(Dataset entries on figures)
>> start
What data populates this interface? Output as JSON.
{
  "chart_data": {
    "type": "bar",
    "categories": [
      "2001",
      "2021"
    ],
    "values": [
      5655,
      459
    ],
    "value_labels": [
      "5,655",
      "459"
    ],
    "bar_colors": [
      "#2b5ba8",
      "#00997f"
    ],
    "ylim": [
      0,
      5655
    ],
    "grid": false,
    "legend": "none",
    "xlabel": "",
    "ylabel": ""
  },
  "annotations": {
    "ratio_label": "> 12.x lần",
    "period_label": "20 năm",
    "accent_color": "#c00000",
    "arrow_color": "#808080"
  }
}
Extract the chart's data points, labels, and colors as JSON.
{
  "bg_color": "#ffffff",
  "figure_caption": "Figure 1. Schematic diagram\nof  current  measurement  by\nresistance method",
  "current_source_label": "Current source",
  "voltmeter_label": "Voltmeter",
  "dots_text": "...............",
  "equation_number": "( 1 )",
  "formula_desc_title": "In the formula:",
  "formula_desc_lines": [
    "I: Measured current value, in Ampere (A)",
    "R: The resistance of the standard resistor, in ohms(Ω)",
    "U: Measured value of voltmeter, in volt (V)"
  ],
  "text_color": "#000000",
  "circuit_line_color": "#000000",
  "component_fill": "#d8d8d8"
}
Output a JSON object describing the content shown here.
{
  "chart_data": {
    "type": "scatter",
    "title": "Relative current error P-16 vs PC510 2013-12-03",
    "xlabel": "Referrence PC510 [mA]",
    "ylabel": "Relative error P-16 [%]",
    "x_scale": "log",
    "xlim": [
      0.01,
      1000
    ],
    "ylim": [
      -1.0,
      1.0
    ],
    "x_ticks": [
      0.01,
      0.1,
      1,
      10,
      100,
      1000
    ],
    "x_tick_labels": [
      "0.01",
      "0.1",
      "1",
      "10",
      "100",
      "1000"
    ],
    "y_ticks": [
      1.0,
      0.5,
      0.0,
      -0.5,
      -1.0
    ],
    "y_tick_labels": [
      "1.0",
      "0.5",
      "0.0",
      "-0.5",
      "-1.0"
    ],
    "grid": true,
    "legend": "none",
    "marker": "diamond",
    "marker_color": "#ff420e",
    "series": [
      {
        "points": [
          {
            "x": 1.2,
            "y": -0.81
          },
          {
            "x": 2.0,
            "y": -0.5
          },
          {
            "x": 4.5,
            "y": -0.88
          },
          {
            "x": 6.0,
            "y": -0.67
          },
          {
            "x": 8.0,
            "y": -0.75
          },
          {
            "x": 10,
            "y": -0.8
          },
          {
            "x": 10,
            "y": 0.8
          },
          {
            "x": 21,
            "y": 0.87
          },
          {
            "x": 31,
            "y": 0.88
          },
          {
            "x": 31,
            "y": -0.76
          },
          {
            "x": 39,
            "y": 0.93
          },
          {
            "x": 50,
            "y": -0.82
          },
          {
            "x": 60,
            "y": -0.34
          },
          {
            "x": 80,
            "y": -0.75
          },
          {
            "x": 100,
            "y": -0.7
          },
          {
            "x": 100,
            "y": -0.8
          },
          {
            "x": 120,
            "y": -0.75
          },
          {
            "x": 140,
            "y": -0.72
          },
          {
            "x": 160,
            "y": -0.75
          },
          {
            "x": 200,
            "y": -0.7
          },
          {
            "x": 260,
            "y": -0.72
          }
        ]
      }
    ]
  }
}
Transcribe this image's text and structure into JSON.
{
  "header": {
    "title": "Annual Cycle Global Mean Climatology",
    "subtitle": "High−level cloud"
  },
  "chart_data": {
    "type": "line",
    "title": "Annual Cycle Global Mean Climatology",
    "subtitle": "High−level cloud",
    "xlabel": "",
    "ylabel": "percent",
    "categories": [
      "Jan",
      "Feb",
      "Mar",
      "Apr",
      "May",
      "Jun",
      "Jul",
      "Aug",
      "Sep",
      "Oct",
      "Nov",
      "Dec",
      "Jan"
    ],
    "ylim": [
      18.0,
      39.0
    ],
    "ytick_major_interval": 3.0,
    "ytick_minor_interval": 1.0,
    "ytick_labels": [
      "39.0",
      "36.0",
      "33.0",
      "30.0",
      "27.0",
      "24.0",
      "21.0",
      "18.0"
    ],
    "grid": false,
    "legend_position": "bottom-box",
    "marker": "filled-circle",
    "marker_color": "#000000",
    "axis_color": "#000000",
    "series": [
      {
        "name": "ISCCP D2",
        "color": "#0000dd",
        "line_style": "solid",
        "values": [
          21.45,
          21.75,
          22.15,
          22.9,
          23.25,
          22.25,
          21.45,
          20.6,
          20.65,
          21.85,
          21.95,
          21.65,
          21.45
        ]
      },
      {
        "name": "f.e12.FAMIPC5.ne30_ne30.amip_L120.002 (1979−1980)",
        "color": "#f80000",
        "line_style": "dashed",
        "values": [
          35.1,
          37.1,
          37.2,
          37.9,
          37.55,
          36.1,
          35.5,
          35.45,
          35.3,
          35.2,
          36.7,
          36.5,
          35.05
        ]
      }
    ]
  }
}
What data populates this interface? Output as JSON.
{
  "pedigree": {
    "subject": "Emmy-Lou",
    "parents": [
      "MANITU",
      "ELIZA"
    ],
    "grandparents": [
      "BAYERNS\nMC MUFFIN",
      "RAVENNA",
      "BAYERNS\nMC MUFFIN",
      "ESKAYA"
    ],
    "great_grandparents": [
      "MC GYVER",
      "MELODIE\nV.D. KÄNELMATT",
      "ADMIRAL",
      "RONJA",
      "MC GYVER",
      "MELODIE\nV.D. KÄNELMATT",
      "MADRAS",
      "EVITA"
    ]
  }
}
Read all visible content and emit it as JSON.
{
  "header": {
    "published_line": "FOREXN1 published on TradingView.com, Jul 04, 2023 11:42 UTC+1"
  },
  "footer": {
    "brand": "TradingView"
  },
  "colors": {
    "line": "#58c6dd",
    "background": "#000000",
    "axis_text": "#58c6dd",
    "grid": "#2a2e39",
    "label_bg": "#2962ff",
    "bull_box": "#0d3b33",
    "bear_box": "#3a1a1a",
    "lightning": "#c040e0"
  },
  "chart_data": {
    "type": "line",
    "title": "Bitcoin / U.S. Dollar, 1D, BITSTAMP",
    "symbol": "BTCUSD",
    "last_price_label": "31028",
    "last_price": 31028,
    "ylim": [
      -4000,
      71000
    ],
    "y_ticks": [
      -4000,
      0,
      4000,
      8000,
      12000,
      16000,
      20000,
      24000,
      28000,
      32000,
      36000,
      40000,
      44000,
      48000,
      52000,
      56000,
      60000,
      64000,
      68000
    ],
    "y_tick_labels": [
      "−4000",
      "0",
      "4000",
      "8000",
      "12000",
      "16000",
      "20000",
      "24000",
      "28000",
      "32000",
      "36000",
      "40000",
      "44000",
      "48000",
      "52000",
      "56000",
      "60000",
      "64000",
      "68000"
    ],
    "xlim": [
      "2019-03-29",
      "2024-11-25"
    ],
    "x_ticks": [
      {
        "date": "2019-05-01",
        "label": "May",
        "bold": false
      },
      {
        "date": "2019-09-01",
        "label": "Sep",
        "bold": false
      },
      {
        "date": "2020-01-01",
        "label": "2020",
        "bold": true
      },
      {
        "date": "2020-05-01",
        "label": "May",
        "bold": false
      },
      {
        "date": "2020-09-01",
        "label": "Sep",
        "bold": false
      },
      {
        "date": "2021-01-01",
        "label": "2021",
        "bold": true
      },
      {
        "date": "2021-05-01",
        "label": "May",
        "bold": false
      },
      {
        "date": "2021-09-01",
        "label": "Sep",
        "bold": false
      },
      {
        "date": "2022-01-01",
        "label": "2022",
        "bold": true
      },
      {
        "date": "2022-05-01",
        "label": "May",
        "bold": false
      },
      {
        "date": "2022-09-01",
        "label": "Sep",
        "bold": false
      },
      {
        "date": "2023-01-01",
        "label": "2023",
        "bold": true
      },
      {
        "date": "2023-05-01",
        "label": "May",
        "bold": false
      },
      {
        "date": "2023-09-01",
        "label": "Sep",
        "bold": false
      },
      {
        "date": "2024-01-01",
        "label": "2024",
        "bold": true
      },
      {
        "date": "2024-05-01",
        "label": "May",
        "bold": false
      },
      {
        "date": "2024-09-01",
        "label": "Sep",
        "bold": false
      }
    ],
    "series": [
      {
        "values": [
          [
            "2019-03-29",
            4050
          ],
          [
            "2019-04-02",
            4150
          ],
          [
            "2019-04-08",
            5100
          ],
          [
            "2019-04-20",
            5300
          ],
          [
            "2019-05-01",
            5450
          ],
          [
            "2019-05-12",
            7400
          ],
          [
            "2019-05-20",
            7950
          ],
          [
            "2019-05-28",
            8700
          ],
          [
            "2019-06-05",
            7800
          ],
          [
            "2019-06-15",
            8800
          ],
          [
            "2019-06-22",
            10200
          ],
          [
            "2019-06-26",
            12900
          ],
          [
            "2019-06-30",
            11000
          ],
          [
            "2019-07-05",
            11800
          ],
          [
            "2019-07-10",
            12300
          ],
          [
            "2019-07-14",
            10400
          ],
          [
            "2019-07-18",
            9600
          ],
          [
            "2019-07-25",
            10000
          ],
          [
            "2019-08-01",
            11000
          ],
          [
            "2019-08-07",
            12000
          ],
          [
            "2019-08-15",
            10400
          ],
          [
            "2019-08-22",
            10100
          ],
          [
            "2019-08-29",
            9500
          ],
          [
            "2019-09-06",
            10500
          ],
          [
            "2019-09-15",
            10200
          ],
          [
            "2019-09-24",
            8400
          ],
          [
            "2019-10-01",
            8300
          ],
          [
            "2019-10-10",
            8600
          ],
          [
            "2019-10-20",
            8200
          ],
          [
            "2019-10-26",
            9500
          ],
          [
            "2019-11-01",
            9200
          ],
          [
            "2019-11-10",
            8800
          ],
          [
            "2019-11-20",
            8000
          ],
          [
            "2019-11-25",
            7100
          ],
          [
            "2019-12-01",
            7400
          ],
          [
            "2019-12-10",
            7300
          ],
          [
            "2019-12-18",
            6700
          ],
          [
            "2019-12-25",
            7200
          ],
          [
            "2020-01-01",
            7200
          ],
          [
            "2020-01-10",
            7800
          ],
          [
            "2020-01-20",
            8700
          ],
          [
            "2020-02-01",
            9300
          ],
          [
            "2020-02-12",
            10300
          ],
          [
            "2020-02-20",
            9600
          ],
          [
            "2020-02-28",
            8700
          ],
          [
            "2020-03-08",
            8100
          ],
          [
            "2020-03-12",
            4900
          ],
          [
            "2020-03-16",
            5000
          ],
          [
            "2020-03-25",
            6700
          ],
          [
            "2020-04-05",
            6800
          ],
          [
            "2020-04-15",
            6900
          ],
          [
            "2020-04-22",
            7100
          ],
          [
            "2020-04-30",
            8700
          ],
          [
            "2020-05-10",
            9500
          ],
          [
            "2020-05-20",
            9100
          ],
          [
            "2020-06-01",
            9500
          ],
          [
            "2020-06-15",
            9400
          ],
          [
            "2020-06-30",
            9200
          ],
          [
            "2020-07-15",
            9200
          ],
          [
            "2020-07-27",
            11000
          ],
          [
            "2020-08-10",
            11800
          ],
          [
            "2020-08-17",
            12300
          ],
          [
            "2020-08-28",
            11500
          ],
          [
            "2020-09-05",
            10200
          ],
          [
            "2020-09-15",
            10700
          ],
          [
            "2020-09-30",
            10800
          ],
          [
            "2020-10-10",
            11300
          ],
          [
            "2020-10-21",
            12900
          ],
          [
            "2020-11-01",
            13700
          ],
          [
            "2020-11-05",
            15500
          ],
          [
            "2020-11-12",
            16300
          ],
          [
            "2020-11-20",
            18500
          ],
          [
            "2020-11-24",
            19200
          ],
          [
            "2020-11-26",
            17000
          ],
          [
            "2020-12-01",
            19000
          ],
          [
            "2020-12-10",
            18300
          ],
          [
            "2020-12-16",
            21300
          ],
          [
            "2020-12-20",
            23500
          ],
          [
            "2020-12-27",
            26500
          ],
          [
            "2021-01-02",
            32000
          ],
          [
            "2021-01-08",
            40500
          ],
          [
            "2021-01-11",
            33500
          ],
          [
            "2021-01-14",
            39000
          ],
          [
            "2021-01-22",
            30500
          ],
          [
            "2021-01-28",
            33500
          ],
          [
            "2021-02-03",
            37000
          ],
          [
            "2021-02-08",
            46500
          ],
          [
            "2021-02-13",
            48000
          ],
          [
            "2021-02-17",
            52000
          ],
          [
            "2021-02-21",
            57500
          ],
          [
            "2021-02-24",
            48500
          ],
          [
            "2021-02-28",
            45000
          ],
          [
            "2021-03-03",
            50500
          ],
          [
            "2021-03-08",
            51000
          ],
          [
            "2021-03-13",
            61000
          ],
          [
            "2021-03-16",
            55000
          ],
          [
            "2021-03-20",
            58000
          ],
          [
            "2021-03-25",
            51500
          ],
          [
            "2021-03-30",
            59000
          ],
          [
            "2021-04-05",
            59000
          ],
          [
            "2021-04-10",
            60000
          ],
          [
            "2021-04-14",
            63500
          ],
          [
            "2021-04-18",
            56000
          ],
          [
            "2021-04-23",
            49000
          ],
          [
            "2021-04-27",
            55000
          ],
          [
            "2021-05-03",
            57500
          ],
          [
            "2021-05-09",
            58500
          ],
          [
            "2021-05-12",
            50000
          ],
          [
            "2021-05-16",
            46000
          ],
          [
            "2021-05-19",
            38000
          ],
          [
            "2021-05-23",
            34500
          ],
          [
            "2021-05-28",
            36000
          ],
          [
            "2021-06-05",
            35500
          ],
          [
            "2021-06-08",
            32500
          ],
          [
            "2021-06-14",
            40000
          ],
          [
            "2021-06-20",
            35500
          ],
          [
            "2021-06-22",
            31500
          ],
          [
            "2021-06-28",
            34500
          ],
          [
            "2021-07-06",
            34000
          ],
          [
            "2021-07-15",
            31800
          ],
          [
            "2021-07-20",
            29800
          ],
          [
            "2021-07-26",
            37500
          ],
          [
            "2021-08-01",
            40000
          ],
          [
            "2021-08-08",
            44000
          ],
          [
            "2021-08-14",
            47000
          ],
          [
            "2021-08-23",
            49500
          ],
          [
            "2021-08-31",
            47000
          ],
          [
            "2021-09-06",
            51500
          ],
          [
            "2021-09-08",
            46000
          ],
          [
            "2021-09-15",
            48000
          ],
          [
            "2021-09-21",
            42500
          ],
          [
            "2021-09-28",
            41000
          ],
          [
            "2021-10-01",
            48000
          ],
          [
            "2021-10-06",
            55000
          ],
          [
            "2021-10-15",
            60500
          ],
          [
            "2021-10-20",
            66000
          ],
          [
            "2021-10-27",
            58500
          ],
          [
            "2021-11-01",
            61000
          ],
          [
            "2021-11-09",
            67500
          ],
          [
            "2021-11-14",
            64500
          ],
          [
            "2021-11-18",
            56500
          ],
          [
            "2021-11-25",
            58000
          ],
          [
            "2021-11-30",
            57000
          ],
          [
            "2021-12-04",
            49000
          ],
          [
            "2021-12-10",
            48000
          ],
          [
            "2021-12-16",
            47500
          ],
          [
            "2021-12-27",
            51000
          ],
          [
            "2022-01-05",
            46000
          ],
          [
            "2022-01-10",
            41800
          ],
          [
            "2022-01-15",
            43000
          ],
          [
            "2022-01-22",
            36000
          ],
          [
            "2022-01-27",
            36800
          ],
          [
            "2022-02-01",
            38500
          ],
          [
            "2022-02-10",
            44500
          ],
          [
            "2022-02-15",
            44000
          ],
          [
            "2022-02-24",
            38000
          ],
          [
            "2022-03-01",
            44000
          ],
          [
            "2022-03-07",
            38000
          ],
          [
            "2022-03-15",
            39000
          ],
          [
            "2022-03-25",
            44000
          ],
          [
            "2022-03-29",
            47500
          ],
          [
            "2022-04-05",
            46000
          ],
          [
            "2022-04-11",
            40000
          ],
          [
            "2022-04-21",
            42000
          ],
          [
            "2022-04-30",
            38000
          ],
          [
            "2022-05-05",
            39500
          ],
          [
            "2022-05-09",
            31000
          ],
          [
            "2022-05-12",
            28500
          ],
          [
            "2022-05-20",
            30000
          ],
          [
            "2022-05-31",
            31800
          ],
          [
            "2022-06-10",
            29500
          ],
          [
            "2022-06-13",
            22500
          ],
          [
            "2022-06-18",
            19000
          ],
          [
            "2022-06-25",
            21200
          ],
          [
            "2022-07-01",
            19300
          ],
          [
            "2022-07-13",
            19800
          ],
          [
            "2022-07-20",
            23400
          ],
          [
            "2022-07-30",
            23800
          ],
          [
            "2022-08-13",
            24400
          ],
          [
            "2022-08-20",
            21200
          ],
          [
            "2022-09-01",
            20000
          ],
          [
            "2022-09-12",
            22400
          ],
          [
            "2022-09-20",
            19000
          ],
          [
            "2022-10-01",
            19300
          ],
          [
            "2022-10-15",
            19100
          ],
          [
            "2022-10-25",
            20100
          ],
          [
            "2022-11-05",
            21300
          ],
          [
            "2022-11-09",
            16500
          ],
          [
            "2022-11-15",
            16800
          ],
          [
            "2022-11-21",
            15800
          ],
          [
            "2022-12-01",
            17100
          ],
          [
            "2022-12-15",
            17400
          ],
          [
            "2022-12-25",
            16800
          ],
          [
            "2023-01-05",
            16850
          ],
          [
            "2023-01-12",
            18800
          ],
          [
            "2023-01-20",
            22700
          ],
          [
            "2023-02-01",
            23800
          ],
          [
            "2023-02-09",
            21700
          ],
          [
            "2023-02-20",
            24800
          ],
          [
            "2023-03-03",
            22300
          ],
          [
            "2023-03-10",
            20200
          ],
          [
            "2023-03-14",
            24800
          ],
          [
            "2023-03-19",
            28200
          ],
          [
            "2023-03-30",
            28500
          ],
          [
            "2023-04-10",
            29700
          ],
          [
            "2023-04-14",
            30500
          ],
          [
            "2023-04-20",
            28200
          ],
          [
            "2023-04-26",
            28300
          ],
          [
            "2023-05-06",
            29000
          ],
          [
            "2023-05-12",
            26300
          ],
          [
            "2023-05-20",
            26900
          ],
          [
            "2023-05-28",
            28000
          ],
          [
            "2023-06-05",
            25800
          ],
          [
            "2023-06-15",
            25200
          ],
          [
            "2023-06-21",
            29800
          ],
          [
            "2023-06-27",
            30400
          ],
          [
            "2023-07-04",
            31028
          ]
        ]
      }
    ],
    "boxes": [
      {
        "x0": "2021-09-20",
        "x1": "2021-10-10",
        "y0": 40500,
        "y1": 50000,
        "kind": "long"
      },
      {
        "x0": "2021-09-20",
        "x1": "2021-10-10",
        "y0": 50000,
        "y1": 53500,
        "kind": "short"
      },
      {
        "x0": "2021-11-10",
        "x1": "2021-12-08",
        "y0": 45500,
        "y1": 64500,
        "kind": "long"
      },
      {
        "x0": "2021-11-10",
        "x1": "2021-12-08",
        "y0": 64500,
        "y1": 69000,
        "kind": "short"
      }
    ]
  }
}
>> end
= Your instructions =
Only the number is wanted: how many lines of the material contain the word "content"?

= Result of this task =
2